§ **EXERCISE OBJECTIVE**:
Leave out the pictures and restate the rest of the data exactly.

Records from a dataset

## Begin

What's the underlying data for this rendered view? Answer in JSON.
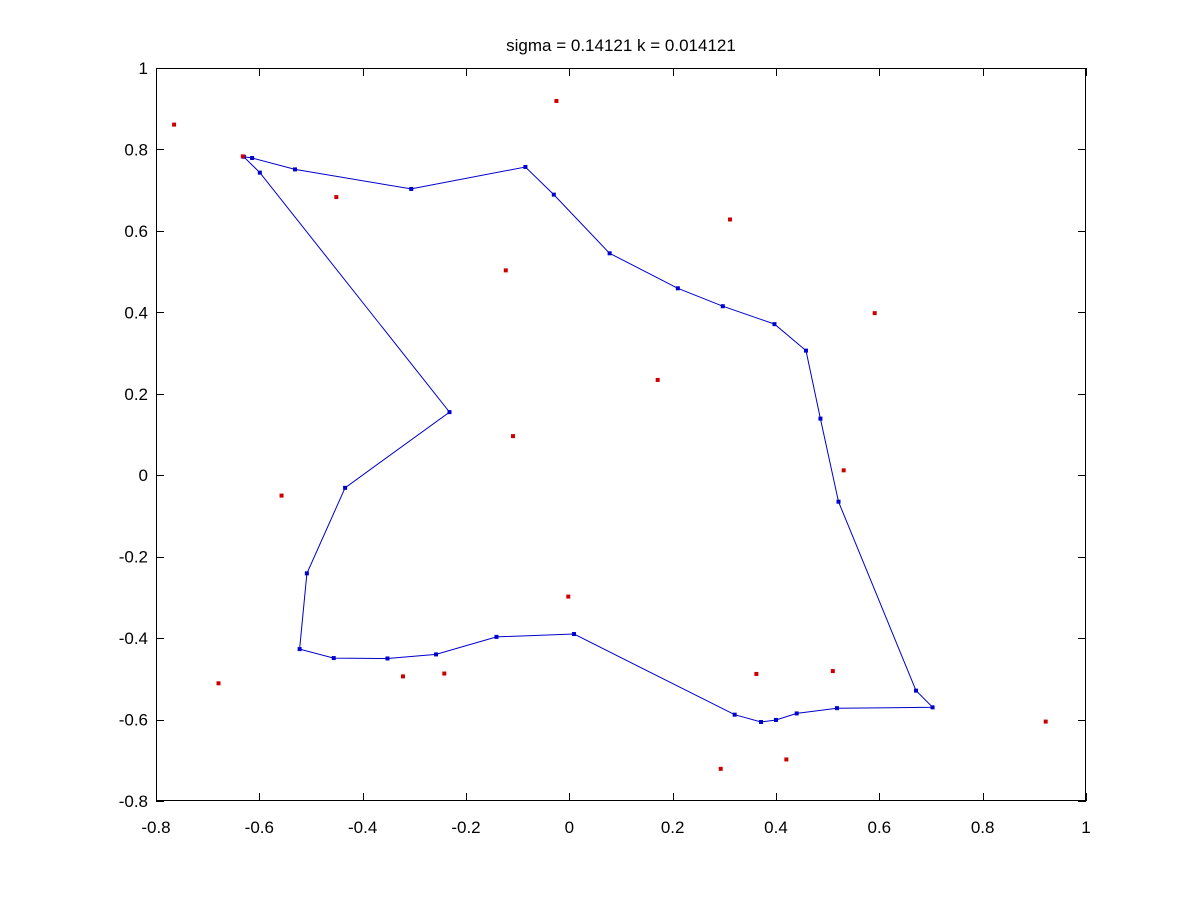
{
  "chart_data": {
    "type": "scatter",
    "title": "sigma = 0.14121 k = 0.014121",
    "xlabel": "",
    "ylabel": "",
    "xlim": [
      -0.8,
      1
    ],
    "ylim": [
      -0.8,
      1
    ],
    "xticks": [
      -0.8,
      -0.6,
      -0.4,
      -0.2,
      0,
      0.2,
      0.4,
      0.6,
      0.8,
      1
    ],
    "yticks": [
      -0.8,
      -0.6,
      -0.4,
      -0.2,
      0,
      0.2,
      0.4,
      0.6,
      0.8,
      1
    ],
    "xtick_labels": [
      "-0.8",
      "-0.6",
      "-0.4",
      "-0.2",
      "0",
      "0.2",
      "0.4",
      "0.6",
      "0.8",
      "1"
    ],
    "ytick_labels": [
      "-0.8",
      "-0.6",
      "-0.4",
      "-0.2",
      "0",
      "0.2",
      "0.4",
      "0.6",
      "0.8",
      "1"
    ],
    "grid": false,
    "legend": "none",
    "series": [
      {
        "kind": "closed-line-with-markers",
        "color": "#0000cc",
        "points": [
          [
            -0.63,
            0.782
          ],
          [
            -0.614,
            0.779
          ],
          [
            -0.531,
            0.751
          ],
          [
            -0.306,
            0.703
          ],
          [
            -0.085,
            0.757
          ],
          [
            -0.03,
            0.689
          ],
          [
            0.078,
            0.545
          ],
          [
            0.21,
            0.459
          ],
          [
            0.297,
            0.415
          ],
          [
            0.397,
            0.371
          ],
          [
            0.458,
            0.306
          ],
          [
            0.486,
            0.139
          ],
          [
            0.521,
            -0.065
          ],
          [
            0.671,
            -0.529
          ],
          [
            0.703,
            -0.57
          ],
          [
            0.518,
            -0.572
          ],
          [
            0.44,
            -0.585
          ],
          [
            0.4,
            -0.601
          ],
          [
            0.371,
            -0.606
          ],
          [
            0.32,
            -0.588
          ],
          [
            0.009,
            -0.39
          ],
          [
            -0.141,
            -0.397
          ],
          [
            -0.258,
            -0.44
          ],
          [
            -0.352,
            -0.45
          ],
          [
            -0.456,
            -0.449
          ],
          [
            -0.522,
            -0.427
          ],
          [
            -0.508,
            -0.241
          ],
          [
            -0.434,
            -0.031
          ],
          [
            -0.232,
            0.155
          ],
          [
            -0.599,
            0.743
          ]
        ]
      },
      {
        "kind": "scatter",
        "color": "#cc0000",
        "points": [
          [
            -0.765,
            0.861
          ],
          [
            -0.025,
            0.919
          ],
          [
            -0.632,
            0.783
          ],
          [
            -0.451,
            0.683
          ],
          [
            0.311,
            0.628
          ],
          [
            -0.123,
            0.503
          ],
          [
            0.591,
            0.398
          ],
          [
            0.171,
            0.234
          ],
          [
            -0.109,
            0.096
          ],
          [
            0.531,
            0.012
          ],
          [
            -0.557,
            -0.05
          ],
          [
            -0.002,
            -0.298
          ],
          [
            -0.679,
            -0.511
          ],
          [
            -0.322,
            -0.494
          ],
          [
            -0.242,
            -0.487
          ],
          [
            0.362,
            -0.488
          ],
          [
            0.51,
            -0.481
          ],
          [
            0.922,
            -0.605
          ],
          [
            0.293,
            -0.721
          ],
          [
            0.42,
            -0.698
          ]
        ]
      }
    ]
  }
}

## End

§ **OUTPUT FOR THIS TASK**:
What's the underlying data for this rendered view? Answer in JSON.
{
  "chart_data": {
    "type": "scatter",
    "title": "sigma = 0.14121 k = 0.014121",
    "xlabel": "",
    "ylabel": "",
    "xlim": [
      -0.8,
      1
    ],
    "ylim": [
      -0.8,
      1
    ],
    "xticks": [
      -0.8,
      -0.6,
      -0.4,
      -0.2,
      0,
      0.2,
      0.4,
      0.6,
      0.8,
      1
    ],
    "yticks": [
      -0.8,
      -0.6,
      -0.4,
      -0.2,
      0,
      0.2,
      0.4,
      0.6,
      0.8,
      1
    ],
    "xtick_labels": [
      "-0.8",
      "-0.6",
      "-0.4",
      "-0.2",
      "0",
      "0.2",
      "0.4",
      "0.6",
      "0.8",
      "1"
    ],
    "ytick_labels": [
      "-0.8",
      "-0.6",
      "-0.4",
      "-0.2",
      "0",
      "0.2",
      "0.4",
      "0.6",
      "0.8",
      "1"
    ],
    "grid": false,
    "legend": "none",
    "series": [
      {
        "kind": "closed-line-with-markers",
        "color": "#0000cc",
        "points": [
          [
            -0.63,
            0.782
          ],
          [
            -0.614,
            0.779
          ],
          [
            -0.531,
            0.751
          ],
          [
            -0.306,
            0.703
          ],
          [
            -0.085,
            0.757
          ],
          [
            -0.03,
            0.689
          ],
          [
            0.078,
            0.545
          ],
          [
            0.21,
            0.459
          ],
          [
            0.297,
            0.415
          ],
          [
            0.397,
            0.371
          ],
          [
            0.458,
            0.306
          ],
          [
            0.486,
            0.139
          ],
          [
            0.521,
            -0.065
          ],
          [
            0.671,
            -0.529
          ],
          [
            0.703,
            -0.57
          ],
          [
            0.518,
            -0.572
          ],
          [
            0.44,
            -0.585
          ],
          [
            0.4,
            -0.601
          ],
          [
            0.371,
            -0.606
          ],
          [
            0.32,
            -0.588
          ],
          [
            0.009,
            -0.39
          ],
          [
            -0.141,
            -0.397
          ],
          [
            -0.258,
            -0.44
          ],
          [
            -0.352,
            -0.45
          ],
          [
            -0.456,
            -0.449
          ],
          [
            -0.522,
            -0.427
          ],
          [
            -0.508,
            -0.241
          ],
          [
            -0.434,
            -0.031
          ],
          [
            -0.232,
            0.155
          ],
          [
            -0.599,
            0.743
          ]
        ]
      },
      {
        "kind": "scatter",
        "color": "#cc0000",
        "points": [
          [
            -0.765,
            0.861
          ],
          [
            -0.025,
            0.919
          ],
          [
            -0.632,
            0.783
          ],
          [
            -0.451,
            0.683
          ],
          [
            0.311,
            0.628
          ],
          [
            -0.123,
            0.503
          ],
          [
            0.591,
            0.398
          ],
          [
            0.171,
            0.234
          ],
          [
            -0.109,
            0.096
          ],
          [
            0.531,
            0.012
          ],
          [
            -0.557,
            -0.05
          ],
          [
            -0.002,
            -0.298
          ],
          [
            -0.679,
            -0.511
          ],
          [
            -0.322,
            -0.494
          ],
          [
            -0.242,
            -0.487
          ],
          [
            0.362,
            -0.488
          ],
          [
            0.51,
            -0.481
          ],
          [
            0.922,
            -0.605
          ],
          [
            0.293,
            -0.721
          ],
          [
            0.42,
            -0.698
          ]
        ]
      }
    ]
  }
}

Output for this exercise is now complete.